### Exercise prompt
Set down each line of the material that follows, exactly, with no pictures.

### Data to use

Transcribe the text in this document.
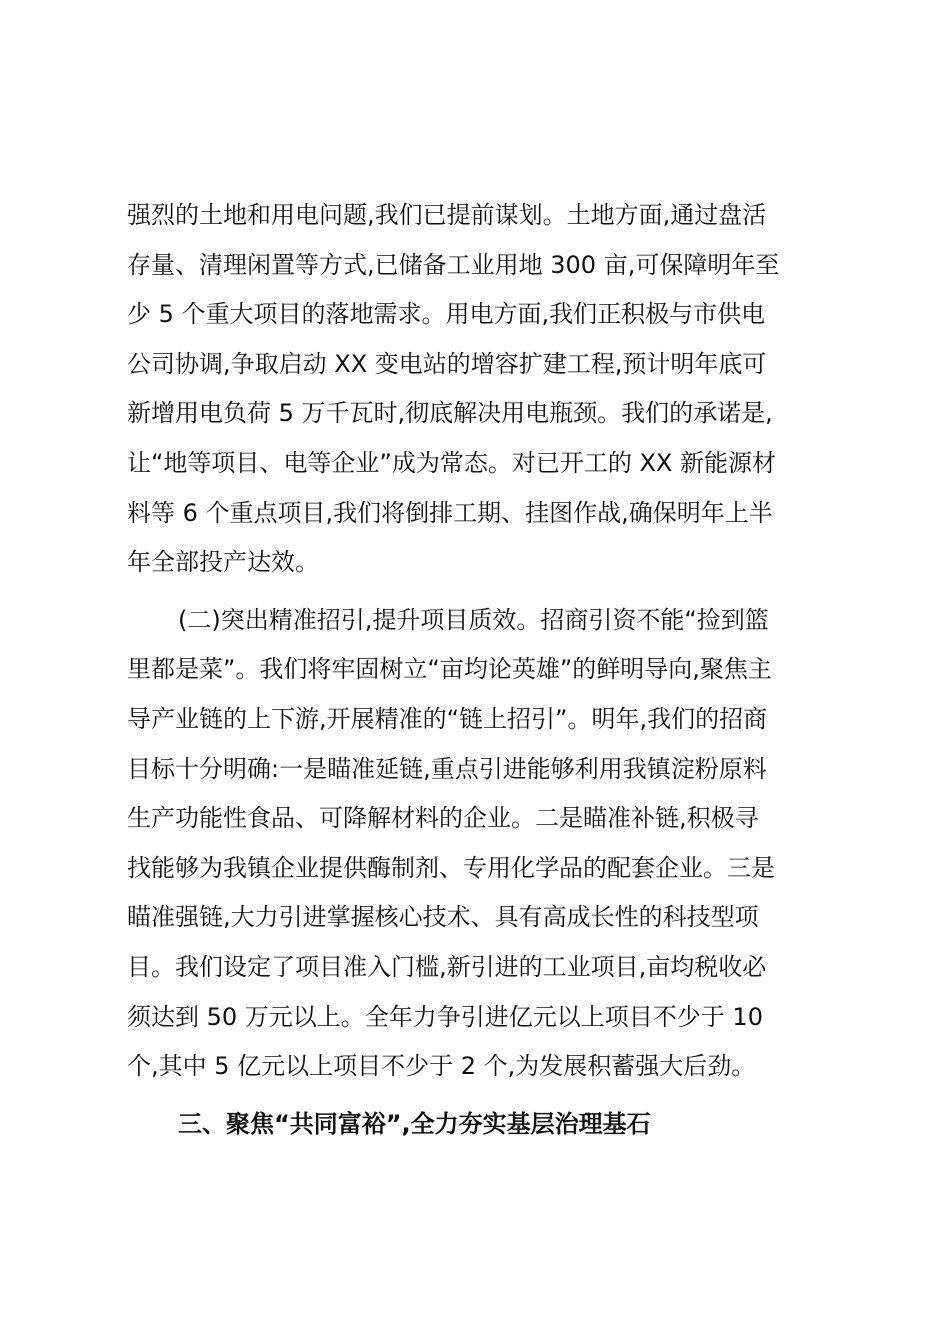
强烈的土地和用电问题,我们已提前谋划。土地方面,通过盘活
存量、清理闲置等方式,已储备工业用地 300 亩,可保障明年至
少 5 个重大项目的落地需求。用电方面,我们正积极与市供电
公司协调,争取启动 XX 变电站的增容扩建工程,预计明年底可
新增用电负荷 5 万千瓦时,彻底解决用电瓶颈。我们的承诺是,
让“地等项目、电等企业”成为常态。对已开工的 XX 新能源材
料等 6 个重点项目,我们将倒排工期、挂图作战,确保明年上半
年全部投产达效。
(二)突出精准招引,提升项目质效。招商引资不能“捡到篮
里都是菜”。我们将牢固树立“亩均论英雄”的鲜明导向,聚焦主
导产业链的上下游,开展精准的“链上招引”。明年,我们的招商
目标十分明确:一是瞄准延链,重点引进能够利用我镇淀粉原料
生产功能性食品、可降解材料的企业。二是瞄准补链,积极寻
找能够为我镇企业提供酶制剂、专用化学品的配套企业。三是
瞄准强链,大力引进掌握核心技术、具有高成长性的科技型项
目。我们设定了项目准入门槛,新引进的工业项目,亩均税收必
须达到 50 万元以上。全年力争引进亿元以上项目不少于 10
个,其中 5 亿元以上项目不少于 2 个,为发展积蓄强大后劲。
三、聚焦“共同富裕”,全力夯实基层治理基石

### Solution below
Transcribe the text in this document.
强烈的土地和用电问题,我们已提前谋划。土地方面,通过盘活
存量、清理闲置等方式,已储备工业用地 300 亩,可保障明年至
少 5 个重大项目的落地需求。用电方面,我们正积极与市供电
公司协调,争取启动 XX 变电站的增容扩建工程,预计明年底可
新增用电负荷 5 万千瓦时,彻底解决用电瓶颈。我们的承诺是,
让“地等项目、电等企业”成为常态。对已开工的 XX 新能源材
料等 6 个重点项目,我们将倒排工期、挂图作战,确保明年上半
年全部投产达效。
(二)突出精准招引,提升项目质效。招商引资不能“捡到篮
里都是菜”。我们将牢固树立“亩均论英雄”的鲜明导向,聚焦主
导产业链的上下游,开展精准的“链上招引”。明年,我们的招商
目标十分明确:一是瞄准延链,重点引进能够利用我镇淀粉原料
生产功能性食品、可降解材料的企业。二是瞄准补链,积极寻
找能够为我镇企业提供酶制剂、专用化学品的配套企业。三是
瞄准强链,大力引进掌握核心技术、具有高成长性的科技型项
目。我们设定了项目准入门槛,新引进的工业项目,亩均税收必
须达到 50 万元以上。全年力争引进亿元以上项目不少于 10
个,其中 5 亿元以上项目不少于 2 个,为发展积蓄强大后劲。
三、聚焦“共同富裕”,全力夯实基层治理基石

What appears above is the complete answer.